-- Information supplied start --

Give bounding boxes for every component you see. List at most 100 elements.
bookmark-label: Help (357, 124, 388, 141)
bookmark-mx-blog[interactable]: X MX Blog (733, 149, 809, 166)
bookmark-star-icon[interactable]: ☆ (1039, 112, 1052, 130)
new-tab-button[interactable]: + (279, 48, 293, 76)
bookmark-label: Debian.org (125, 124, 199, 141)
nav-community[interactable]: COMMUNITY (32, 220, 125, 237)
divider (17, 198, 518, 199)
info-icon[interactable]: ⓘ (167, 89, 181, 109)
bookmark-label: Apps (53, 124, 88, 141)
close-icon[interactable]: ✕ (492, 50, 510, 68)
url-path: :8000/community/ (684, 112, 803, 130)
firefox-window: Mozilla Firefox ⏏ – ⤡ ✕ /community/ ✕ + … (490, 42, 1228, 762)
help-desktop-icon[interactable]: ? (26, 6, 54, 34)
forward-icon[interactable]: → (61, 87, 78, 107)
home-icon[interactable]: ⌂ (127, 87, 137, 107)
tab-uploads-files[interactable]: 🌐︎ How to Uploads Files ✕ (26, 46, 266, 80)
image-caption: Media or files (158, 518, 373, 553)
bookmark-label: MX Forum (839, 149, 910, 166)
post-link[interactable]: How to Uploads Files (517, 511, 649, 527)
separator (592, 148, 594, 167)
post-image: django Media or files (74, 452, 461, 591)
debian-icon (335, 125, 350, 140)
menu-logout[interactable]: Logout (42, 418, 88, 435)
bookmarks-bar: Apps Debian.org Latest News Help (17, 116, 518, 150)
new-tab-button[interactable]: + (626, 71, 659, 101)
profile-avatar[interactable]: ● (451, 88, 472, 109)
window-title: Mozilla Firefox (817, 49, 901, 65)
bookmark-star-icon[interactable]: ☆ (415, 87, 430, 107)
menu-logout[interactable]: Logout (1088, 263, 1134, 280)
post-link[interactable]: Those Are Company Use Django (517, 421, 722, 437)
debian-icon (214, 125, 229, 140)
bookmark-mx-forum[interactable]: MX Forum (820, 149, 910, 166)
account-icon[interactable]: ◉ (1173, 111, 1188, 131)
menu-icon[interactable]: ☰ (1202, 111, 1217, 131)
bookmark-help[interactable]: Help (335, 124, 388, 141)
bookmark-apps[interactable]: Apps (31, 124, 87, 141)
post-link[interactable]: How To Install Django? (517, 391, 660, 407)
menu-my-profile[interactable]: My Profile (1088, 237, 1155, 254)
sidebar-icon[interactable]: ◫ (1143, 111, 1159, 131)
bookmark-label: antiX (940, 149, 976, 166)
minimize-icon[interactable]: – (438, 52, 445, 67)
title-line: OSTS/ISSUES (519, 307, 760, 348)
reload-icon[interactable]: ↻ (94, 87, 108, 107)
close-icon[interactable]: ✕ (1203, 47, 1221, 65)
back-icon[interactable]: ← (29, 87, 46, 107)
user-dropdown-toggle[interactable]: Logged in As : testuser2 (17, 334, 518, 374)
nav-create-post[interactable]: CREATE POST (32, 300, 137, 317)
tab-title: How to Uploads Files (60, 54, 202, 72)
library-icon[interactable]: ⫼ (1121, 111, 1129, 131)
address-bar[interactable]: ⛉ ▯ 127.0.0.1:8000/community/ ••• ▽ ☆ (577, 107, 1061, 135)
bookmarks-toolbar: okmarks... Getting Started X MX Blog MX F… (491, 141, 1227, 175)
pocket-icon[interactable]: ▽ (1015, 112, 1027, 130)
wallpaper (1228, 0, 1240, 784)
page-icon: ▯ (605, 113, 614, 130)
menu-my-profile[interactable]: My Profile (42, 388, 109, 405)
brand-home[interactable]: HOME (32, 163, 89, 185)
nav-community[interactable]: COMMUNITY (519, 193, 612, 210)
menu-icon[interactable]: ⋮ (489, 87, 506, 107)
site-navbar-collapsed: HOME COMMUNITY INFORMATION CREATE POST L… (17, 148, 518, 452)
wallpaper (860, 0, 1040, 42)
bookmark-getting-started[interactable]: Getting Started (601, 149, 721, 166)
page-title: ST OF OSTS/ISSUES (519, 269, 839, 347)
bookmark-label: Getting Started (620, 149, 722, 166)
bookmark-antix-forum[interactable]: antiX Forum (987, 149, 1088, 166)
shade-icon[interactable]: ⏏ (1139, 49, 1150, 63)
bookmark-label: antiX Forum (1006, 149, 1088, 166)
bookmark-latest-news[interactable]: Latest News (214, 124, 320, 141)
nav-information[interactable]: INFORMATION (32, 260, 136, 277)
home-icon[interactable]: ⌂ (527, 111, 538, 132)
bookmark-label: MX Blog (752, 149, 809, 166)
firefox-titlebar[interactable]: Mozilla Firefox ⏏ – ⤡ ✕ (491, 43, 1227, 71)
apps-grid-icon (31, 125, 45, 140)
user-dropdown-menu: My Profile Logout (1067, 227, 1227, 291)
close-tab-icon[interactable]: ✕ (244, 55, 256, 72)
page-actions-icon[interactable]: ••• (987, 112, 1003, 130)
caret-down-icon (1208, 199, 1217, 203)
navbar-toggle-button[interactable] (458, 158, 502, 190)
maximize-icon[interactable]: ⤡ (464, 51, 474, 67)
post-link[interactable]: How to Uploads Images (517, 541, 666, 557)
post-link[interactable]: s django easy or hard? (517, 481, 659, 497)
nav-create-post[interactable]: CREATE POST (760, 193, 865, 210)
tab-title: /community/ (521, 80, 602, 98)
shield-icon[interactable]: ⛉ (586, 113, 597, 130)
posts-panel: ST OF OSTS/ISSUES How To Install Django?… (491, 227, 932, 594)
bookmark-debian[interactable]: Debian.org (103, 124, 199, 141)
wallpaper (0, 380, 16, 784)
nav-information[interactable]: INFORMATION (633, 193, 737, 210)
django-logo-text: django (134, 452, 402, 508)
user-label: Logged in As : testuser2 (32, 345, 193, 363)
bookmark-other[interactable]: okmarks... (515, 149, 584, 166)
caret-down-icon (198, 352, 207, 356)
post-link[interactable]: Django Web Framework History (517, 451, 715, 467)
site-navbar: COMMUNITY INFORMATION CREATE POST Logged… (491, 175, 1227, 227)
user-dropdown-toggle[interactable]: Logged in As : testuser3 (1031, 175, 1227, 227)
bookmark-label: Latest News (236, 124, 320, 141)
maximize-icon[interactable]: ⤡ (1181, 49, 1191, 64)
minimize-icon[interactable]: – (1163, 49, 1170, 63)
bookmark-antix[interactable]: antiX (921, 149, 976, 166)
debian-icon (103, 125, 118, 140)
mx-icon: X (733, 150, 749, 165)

-- Information supplied end --

▸ **Brief**: Copy all of the data above line for line, changing nothing.

▸ **Written answer**:
Give bounding boxes for every component you see. List at most 100 elements.
bookmark-label: Help (357, 124, 388, 141)
bookmark-mx-blog[interactable]: X MX Blog (733, 149, 809, 166)
bookmark-star-icon[interactable]: ☆ (1039, 112, 1052, 130)
new-tab-button[interactable]: + (279, 48, 293, 76)
bookmark-label: Debian.org (125, 124, 199, 141)
nav-community[interactable]: COMMUNITY (32, 220, 125, 237)
divider (17, 198, 518, 199)
info-icon[interactable]: ⓘ (167, 89, 181, 109)
bookmark-label: Apps (53, 124, 88, 141)
close-icon[interactable]: ✕ (492, 50, 510, 68)
url-path: :8000/community/ (684, 112, 803, 130)
firefox-window: Mozilla Firefox ⏏ – ⤡ ✕ /community/ ✕ + … (490, 42, 1228, 762)
help-desktop-icon[interactable]: ? (26, 6, 54, 34)
forward-icon[interactable]: → (61, 87, 78, 107)
home-icon[interactable]: ⌂ (127, 87, 137, 107)
tab-uploads-files[interactable]: 🌐︎ How to Uploads Files ✕ (26, 46, 266, 80)
image-caption: Media or files (158, 518, 373, 553)
bookmark-label: MX Forum (839, 149, 910, 166)
post-link[interactable]: How to Uploads Files (517, 511, 649, 527)
separator (592, 148, 594, 167)
post-image: django Media or files (74, 452, 461, 591)
debian-icon (335, 125, 350, 140)
menu-logout[interactable]: Logout (42, 418, 88, 435)
bookmarks-bar: Apps Debian.org Latest News Help (17, 116, 518, 150)
new-tab-button[interactable]: + (626, 71, 659, 101)
profile-avatar[interactable]: ● (451, 88, 472, 109)
window-title: Mozilla Firefox (817, 49, 901, 65)
bookmark-star-icon[interactable]: ☆ (415, 87, 430, 107)
menu-logout[interactable]: Logout (1088, 263, 1134, 280)
post-link[interactable]: Those Are Company Use Django (517, 421, 722, 437)
debian-icon (214, 125, 229, 140)
bookmark-mx-forum[interactable]: MX Forum (820, 149, 910, 166)
account-icon[interactable]: ◉ (1173, 111, 1188, 131)
menu-icon[interactable]: ☰ (1202, 111, 1217, 131)
bookmark-help[interactable]: Help (335, 124, 388, 141)
bookmark-apps[interactable]: Apps (31, 124, 87, 141)
post-link[interactable]: How To Install Django? (517, 391, 660, 407)
menu-my-profile[interactable]: My Profile (1088, 237, 1155, 254)
sidebar-icon[interactable]: ◫ (1143, 111, 1159, 131)
bookmark-label: antiX (940, 149, 976, 166)
minimize-icon[interactable]: – (438, 52, 445, 67)
title-line: OSTS/ISSUES (519, 307, 760, 348)
reload-icon[interactable]: ↻ (94, 87, 108, 107)
close-icon[interactable]: ✕ (1203, 47, 1221, 65)
back-icon[interactable]: ← (29, 87, 46, 107)
user-dropdown-toggle[interactable]: Logged in As : testuser2 (17, 334, 518, 374)
nav-create-post[interactable]: CREATE POST (32, 300, 137, 317)
tab-title: How to Uploads Files (60, 54, 202, 72)
library-icon[interactable]: ⫼ (1121, 111, 1129, 131)
address-bar[interactable]: ⛉ ▯ 127.0.0.1:8000/community/ ••• ▽ ☆ (577, 107, 1061, 135)
bookmarks-toolbar: okmarks... Getting Started X MX Blog MX F… (491, 141, 1227, 175)
pocket-icon[interactable]: ▽ (1015, 112, 1027, 130)
wallpaper (1228, 0, 1240, 784)
page-icon: ▯ (605, 113, 614, 130)
menu-my-profile[interactable]: My Profile (42, 388, 109, 405)
brand-home[interactable]: HOME (32, 163, 89, 185)
nav-community[interactable]: COMMUNITY (519, 193, 612, 210)
menu-icon[interactable]: ⋮ (489, 87, 506, 107)
site-navbar-collapsed: HOME COMMUNITY INFORMATION CREATE POST L… (17, 148, 518, 452)
wallpaper (860, 0, 1040, 42)
bookmark-getting-started[interactable]: Getting Started (601, 149, 721, 166)
page-title: ST OF OSTS/ISSUES (519, 269, 839, 347)
bookmark-label: Getting Started (620, 149, 722, 166)
bookmark-antix-forum[interactable]: antiX Forum (987, 149, 1088, 166)
shade-icon[interactable]: ⏏ (1139, 49, 1150, 63)
bookmark-label: antiX Forum (1006, 149, 1088, 166)
bookmark-latest-news[interactable]: Latest News (214, 124, 320, 141)
nav-information[interactable]: INFORMATION (32, 260, 136, 277)
home-icon[interactable]: ⌂ (527, 111, 538, 132)
bookmark-label: MX Blog (752, 149, 809, 166)
firefox-titlebar[interactable]: Mozilla Firefox ⏏ – ⤡ ✕ (491, 43, 1227, 71)
apps-grid-icon (31, 125, 45, 140)
user-dropdown-menu: My Profile Logout (1067, 227, 1227, 291)
close-tab-icon[interactable]: ✕ (244, 55, 256, 72)
page-actions-icon[interactable]: ••• (987, 112, 1003, 130)
caret-down-icon (1208, 199, 1217, 203)
navbar-toggle-button[interactable] (458, 158, 502, 190)
maximize-icon[interactable]: ⤡ (464, 51, 474, 67)
post-link[interactable]: How to Uploads Images (517, 541, 666, 557)
post-link[interactable]: s django easy or hard? (517, 481, 659, 497)
nav-create-post[interactable]: CREATE POST (760, 193, 865, 210)
tab-title: /community/ (521, 80, 602, 98)
shield-icon[interactable]: ⛉ (586, 113, 597, 130)
posts-panel: ST OF OSTS/ISSUES How To Install Django?… (491, 227, 932, 594)
bookmark-debian[interactable]: Debian.org (103, 124, 199, 141)
wallpaper (0, 380, 16, 784)
nav-information[interactable]: INFORMATION (633, 193, 737, 210)
django-logo-text: django (134, 452, 402, 508)
user-label: Logged in As : testuser2 (32, 345, 193, 363)
bookmark-other[interactable]: okmarks... (515, 149, 584, 166)
caret-down-icon (198, 352, 207, 356)
post-link[interactable]: Django Web Framework History (517, 451, 715, 467)
site-navbar: COMMUNITY INFORMATION CREATE POST Logged… (491, 175, 1227, 227)
user-dropdown-toggle[interactable]: Logged in As : testuser3 (1031, 175, 1227, 227)
bookmark-label: Latest News (236, 124, 320, 141)
maximize-icon[interactable]: ⤡ (1181, 49, 1191, 64)
minimize-icon[interactable]: – (1163, 49, 1170, 63)
bookmark-antix[interactable]: antiX (921, 149, 976, 166)
debian-icon (103, 125, 118, 140)
mx-icon: X (733, 150, 749, 165)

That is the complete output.